═════ Provided data

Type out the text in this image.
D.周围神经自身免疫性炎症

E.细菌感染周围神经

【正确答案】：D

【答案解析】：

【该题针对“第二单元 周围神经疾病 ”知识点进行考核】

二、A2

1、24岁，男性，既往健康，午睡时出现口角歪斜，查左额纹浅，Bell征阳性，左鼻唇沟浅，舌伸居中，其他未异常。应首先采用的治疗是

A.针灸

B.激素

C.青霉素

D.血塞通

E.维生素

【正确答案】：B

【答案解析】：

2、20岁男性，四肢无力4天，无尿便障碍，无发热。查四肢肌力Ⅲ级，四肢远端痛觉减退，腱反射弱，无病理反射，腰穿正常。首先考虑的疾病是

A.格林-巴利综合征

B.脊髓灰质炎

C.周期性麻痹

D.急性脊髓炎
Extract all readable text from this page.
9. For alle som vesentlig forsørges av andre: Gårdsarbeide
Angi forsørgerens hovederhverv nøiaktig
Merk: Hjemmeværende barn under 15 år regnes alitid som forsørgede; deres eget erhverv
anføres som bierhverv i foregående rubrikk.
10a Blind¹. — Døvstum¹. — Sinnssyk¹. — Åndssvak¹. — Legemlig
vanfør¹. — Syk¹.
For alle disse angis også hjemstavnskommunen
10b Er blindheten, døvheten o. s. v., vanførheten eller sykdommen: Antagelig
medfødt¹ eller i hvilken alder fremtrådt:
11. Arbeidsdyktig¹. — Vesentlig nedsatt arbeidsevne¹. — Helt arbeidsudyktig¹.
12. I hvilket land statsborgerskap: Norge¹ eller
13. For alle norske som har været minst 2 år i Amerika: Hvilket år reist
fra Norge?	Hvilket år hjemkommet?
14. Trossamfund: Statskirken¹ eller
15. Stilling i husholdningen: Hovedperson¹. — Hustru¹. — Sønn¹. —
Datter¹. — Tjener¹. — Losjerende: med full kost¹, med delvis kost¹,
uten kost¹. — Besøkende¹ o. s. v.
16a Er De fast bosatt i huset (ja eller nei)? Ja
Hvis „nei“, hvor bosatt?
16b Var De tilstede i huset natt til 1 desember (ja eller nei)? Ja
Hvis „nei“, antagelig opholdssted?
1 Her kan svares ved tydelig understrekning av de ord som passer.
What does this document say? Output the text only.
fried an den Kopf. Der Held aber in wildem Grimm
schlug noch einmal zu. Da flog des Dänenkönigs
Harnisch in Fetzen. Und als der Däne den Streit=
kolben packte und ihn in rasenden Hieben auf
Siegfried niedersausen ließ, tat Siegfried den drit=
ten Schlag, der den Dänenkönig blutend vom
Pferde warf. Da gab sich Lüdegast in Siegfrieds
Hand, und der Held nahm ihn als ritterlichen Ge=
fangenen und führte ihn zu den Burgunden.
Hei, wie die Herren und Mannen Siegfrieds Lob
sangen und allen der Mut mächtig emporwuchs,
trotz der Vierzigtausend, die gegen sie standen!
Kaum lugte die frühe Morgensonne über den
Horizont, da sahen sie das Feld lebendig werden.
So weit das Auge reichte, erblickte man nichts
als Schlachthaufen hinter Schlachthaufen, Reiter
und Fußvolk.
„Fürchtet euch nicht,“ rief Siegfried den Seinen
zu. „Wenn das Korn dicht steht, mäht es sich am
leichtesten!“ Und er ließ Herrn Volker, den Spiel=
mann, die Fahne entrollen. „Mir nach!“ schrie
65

══════════

[Aim]
Print from the line containing "What does this" to the last line above, exactly as written.

[Answer to this exercise]
What does this document say? Output the text only.
fried an den Kopf. Der Held aber in wildem Grimm
schlug noch einmal zu. Da flog des Dänenkönigs
Harnisch in Fetzen. Und als der Däne den Streit=
kolben packte und ihn in rasenden Hieben auf
Siegfried niedersausen ließ, tat Siegfried den drit=
ten Schlag, der den Dänenkönig blutend vom
Pferde warf. Da gab sich Lüdegast in Siegfrieds
Hand, und der Held nahm ihn als ritterlichen Ge=
fangenen und führte ihn zu den Burgunden.
Hei, wie die Herren und Mannen Siegfrieds Lob
sangen und allen der Mut mächtig emporwuchs,
trotz der Vierzigtausend, die gegen sie standen!
Kaum lugte die frühe Morgensonne über den
Horizont, da sahen sie das Feld lebendig werden.
So weit das Auge reichte, erblickte man nichts
als Schlachthaufen hinter Schlachthaufen, Reiter
und Fußvolk.
„Fürchtet euch nicht,“ rief Siegfried den Seinen
zu. „Wenn das Korn dicht steht, mäht es sich am
leichtesten!“ Und er ließ Herrn Volker, den Spiel=
mann, die Fahne entrollen. „Mir nach!“ schrie
65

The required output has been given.